#### What is needed
What follows is a block of records; reproduce all of it verbatim.

··· Input material

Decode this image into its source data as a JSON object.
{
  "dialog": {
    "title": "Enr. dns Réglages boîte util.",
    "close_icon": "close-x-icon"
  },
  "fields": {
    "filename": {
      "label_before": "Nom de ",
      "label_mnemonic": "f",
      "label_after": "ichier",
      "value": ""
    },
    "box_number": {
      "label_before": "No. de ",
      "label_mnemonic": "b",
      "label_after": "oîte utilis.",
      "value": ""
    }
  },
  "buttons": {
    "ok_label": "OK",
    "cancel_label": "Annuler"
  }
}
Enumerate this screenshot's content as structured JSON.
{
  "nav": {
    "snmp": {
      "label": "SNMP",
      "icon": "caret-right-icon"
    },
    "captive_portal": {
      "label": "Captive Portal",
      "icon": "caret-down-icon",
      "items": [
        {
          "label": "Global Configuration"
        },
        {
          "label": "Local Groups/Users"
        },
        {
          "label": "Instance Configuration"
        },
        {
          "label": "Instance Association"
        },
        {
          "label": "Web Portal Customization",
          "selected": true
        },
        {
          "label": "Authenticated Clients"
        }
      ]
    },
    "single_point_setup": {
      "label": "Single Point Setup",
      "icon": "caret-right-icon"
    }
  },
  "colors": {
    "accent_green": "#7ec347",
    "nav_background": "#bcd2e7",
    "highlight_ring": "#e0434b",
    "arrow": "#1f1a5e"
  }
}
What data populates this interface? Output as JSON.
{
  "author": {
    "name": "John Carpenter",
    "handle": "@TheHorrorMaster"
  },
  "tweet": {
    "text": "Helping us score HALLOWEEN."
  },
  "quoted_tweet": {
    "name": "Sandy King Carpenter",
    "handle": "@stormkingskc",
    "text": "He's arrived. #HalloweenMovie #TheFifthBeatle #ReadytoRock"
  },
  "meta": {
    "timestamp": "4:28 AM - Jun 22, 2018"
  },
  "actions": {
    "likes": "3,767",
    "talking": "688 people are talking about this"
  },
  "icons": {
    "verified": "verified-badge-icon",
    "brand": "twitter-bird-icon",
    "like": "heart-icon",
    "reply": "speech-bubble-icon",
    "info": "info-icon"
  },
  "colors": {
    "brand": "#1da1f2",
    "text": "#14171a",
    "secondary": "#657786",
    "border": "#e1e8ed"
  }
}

······

#### Task result
Decode this image into its source data as a JSON object.
{
  "dialog": {
    "title": "Enr. dns Réglages boîte util.",
    "close_icon": "close-x-icon"
  },
  "fields": {
    "filename": {
      "label_before": "Nom de ",
      "label_mnemonic": "f",
      "label_after": "ichier",
      "value": ""
    },
    "box_number": {
      "label_before": "No. de ",
      "label_mnemonic": "b",
      "label_after": "oîte utilis.",
      "value": ""
    }
  },
  "buttons": {
    "ok_label": "OK",
    "cancel_label": "Annuler"
  }
}
Enumerate this screenshot's content as structured JSON.
{
  "nav": {
    "snmp": {
      "label": "SNMP",
      "icon": "caret-right-icon"
    },
    "captive_portal": {
      "label": "Captive Portal",
      "icon": "caret-down-icon",
      "items": [
        {
          "label": "Global Configuration"
        },
        {
          "label": "Local Groups/Users"
        },
        {
          "label": "Instance Configuration"
        },
        {
          "label": "Instance Association"
        },
        {
          "label": "Web Portal Customization",
          "selected": true
        },
        {
          "label": "Authenticated Clients"
        }
      ]
    },
    "single_point_setup": {
      "label": "Single Point Setup",
      "icon": "caret-right-icon"
    }
  },
  "colors": {
    "accent_green": "#7ec347",
    "nav_background": "#bcd2e7",
    "highlight_ring": "#e0434b",
    "arrow": "#1f1a5e"
  }
}
What data populates this interface? Output as JSON.
{
  "author": {
    "name": "John Carpenter",
    "handle": "@TheHorrorMaster"
  },
  "tweet": {
    "text": "Helping us score HALLOWEEN."
  },
  "quoted_tweet": {
    "name": "Sandy King Carpenter",
    "handle": "@stormkingskc",
    "text": "He's arrived. #HalloweenMovie #TheFifthBeatle #ReadytoRock"
  },
  "meta": {
    "timestamp": "4:28 AM - Jun 22, 2018"
  },
  "actions": {
    "likes": "3,767",
    "talking": "688 people are talking about this"
  },
  "icons": {
    "verified": "verified-badge-icon",
    "brand": "twitter-bird-icon",
    "like": "heart-icon",
    "reply": "speech-bubble-icon",
    "info": "info-icon"
  },
  "colors": {
    "brand": "#1da1f2",
    "text": "#14171a",
    "secondary": "#657786",
    "border": "#e1e8ed"
  }
}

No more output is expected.